* [Work required]
Would you extract the whole listing below and retype it exactly?

* [Given records]

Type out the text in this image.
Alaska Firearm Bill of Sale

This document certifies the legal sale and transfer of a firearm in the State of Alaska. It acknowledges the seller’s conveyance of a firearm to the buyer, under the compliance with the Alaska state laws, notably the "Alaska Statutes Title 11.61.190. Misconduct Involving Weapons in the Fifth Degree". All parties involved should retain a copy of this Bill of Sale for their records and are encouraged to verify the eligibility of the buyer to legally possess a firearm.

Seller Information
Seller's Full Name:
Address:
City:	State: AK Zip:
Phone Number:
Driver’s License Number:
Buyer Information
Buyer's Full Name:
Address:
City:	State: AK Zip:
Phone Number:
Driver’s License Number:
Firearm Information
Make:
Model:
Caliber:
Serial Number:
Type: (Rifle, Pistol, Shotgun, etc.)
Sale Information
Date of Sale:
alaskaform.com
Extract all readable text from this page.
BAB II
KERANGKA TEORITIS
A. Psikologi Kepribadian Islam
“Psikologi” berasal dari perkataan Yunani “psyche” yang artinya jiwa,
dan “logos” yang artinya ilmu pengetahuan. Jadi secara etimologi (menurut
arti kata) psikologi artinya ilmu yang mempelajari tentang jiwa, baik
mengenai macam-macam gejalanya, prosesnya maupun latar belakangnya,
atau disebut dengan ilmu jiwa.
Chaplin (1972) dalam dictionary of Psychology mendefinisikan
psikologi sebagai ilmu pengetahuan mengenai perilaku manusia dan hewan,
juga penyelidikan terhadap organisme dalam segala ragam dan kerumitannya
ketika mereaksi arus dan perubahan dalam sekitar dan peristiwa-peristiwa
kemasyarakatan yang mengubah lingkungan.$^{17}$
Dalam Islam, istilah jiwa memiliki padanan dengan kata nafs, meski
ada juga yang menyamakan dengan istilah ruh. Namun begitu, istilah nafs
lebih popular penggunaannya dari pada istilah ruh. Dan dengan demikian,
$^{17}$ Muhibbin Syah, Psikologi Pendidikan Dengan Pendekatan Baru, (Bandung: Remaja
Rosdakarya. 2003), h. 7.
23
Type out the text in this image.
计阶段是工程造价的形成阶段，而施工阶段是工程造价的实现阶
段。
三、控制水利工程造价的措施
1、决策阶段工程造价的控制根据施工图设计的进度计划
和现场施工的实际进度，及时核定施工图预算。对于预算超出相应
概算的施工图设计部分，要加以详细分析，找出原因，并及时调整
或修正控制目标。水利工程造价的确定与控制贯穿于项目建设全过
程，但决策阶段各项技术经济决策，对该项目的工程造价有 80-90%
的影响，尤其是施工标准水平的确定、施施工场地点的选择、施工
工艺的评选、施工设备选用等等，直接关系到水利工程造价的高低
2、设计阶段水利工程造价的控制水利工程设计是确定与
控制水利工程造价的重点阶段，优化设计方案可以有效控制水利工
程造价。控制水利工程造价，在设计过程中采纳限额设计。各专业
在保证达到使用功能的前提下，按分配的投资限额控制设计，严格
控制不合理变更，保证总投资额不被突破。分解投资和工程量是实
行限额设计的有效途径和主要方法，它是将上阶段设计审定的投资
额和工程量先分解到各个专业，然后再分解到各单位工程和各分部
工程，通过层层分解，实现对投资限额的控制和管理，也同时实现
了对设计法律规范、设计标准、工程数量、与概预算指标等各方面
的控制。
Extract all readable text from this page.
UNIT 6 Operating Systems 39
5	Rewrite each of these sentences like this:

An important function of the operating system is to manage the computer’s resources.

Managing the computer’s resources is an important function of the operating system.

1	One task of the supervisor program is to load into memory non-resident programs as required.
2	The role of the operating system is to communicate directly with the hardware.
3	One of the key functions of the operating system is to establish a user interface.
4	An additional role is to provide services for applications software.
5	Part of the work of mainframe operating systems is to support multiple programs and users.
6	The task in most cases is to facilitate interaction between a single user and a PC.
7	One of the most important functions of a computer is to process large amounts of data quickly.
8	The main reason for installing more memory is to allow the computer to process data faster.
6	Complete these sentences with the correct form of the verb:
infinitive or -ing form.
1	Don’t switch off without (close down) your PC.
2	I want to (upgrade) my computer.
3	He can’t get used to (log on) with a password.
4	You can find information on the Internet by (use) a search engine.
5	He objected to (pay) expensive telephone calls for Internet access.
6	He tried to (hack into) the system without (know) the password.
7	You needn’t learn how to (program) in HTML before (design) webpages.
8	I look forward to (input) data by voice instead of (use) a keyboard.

* [Final result]
Type out the text in this image.
Alaska Firearm Bill of Sale

This document certifies the legal sale and transfer of a firearm in the State of Alaska. It acknowledges the seller’s conveyance of a firearm to the buyer, under the compliance with the Alaska state laws, notably the "Alaska Statutes Title 11.61.190. Misconduct Involving Weapons in the Fifth Degree". All parties involved should retain a copy of this Bill of Sale for their records and are encouraged to verify the eligibility of the buyer to legally possess a firearm.

Seller Information
Seller's Full Name:
Address:
City:	State: AK Zip:
Phone Number:
Driver’s License Number:
Buyer Information
Buyer's Full Name:
Address:
City:	State: AK Zip:
Phone Number:
Driver’s License Number:
Firearm Information
Make:
Model:
Caliber:
Serial Number:
Type: (Rifle, Pistol, Shotgun, etc.)
Sale Information
Date of Sale:
alaskaform.com
Extract all readable text from this page.
BAB II
KERANGKA TEORITIS
A. Psikologi Kepribadian Islam
“Psikologi” berasal dari perkataan Yunani “psyche” yang artinya jiwa,
dan “logos” yang artinya ilmu pengetahuan. Jadi secara etimologi (menurut
arti kata) psikologi artinya ilmu yang mempelajari tentang jiwa, baik
mengenai macam-macam gejalanya, prosesnya maupun latar belakangnya,
atau disebut dengan ilmu jiwa.
Chaplin (1972) dalam dictionary of Psychology mendefinisikan
psikologi sebagai ilmu pengetahuan mengenai perilaku manusia dan hewan,
juga penyelidikan terhadap organisme dalam segala ragam dan kerumitannya
ketika mereaksi arus dan perubahan dalam sekitar dan peristiwa-peristiwa
kemasyarakatan yang mengubah lingkungan.$^{17}$
Dalam Islam, istilah jiwa memiliki padanan dengan kata nafs, meski
ada juga yang menyamakan dengan istilah ruh. Namun begitu, istilah nafs
lebih popular penggunaannya dari pada istilah ruh. Dan dengan demikian,
$^{17}$ Muhibbin Syah, Psikologi Pendidikan Dengan Pendekatan Baru, (Bandung: Remaja
Rosdakarya. 2003), h. 7.
23
Type out the text in this image.
计阶段是工程造价的形成阶段，而施工阶段是工程造价的实现阶
段。
三、控制水利工程造价的措施
1、决策阶段工程造价的控制根据施工图设计的进度计划
和现场施工的实际进度，及时核定施工图预算。对于预算超出相应
概算的施工图设计部分，要加以详细分析，找出原因，并及时调整
或修正控制目标。水利工程造价的确定与控制贯穿于项目建设全过
程，但决策阶段各项技术经济决策，对该项目的工程造价有 80-90%
的影响，尤其是施工标准水平的确定、施施工场地点的选择、施工
工艺的评选、施工设备选用等等，直接关系到水利工程造价的高低
2、设计阶段水利工程造价的控制水利工程设计是确定与
控制水利工程造价的重点阶段，优化设计方案可以有效控制水利工
程造价。控制水利工程造价，在设计过程中采纳限额设计。各专业
在保证达到使用功能的前提下，按分配的投资限额控制设计，严格
控制不合理变更，保证总投资额不被突破。分解投资和工程量是实
行限额设计的有效途径和主要方法，它是将上阶段设计审定的投资
额和工程量先分解到各个专业，然后再分解到各单位工程和各分部
工程，通过层层分解，实现对投资限额的控制和管理，也同时实现
了对设计法律规范、设计标准、工程数量、与概预算指标等各方面
的控制。
Extract all readable text from this page.
UNIT 6 Operating Systems 39
5	Rewrite each of these sentences like this:

An important function of the operating system is to manage the computer’s resources.

Managing the computer’s resources is an important function of the operating system.

1	One task of the supervisor program is to load into memory non-resident programs as required.
2	The role of the operating system is to communicate directly with the hardware.
3	One of the key functions of the operating system is to establish a user interface.
4	An additional role is to provide services for applications software.
5	Part of the work of mainframe operating systems is to support multiple programs and users.
6	The task in most cases is to facilitate interaction between a single user and a PC.
7	One of the most important functions of a computer is to process large amounts of data quickly.
8	The main reason for installing more memory is to allow the computer to process data faster.
6	Complete these sentences with the correct form of the verb:
infinitive or -ing form.
1	Don’t switch off without (close down) your PC.
2	I want to (upgrade) my computer.
3	He can’t get used to (log on) with a password.
4	You can find information on the Internet by (use) a search engine.
5	He objected to (pay) expensive telephone calls for Internet access.
6	He tried to (hack into) the system without (know) the password.
7	You needn’t learn how to (program) in HTML before (design) webpages.
8	I look forward to (input) data by voice instead of (use) a keyboard.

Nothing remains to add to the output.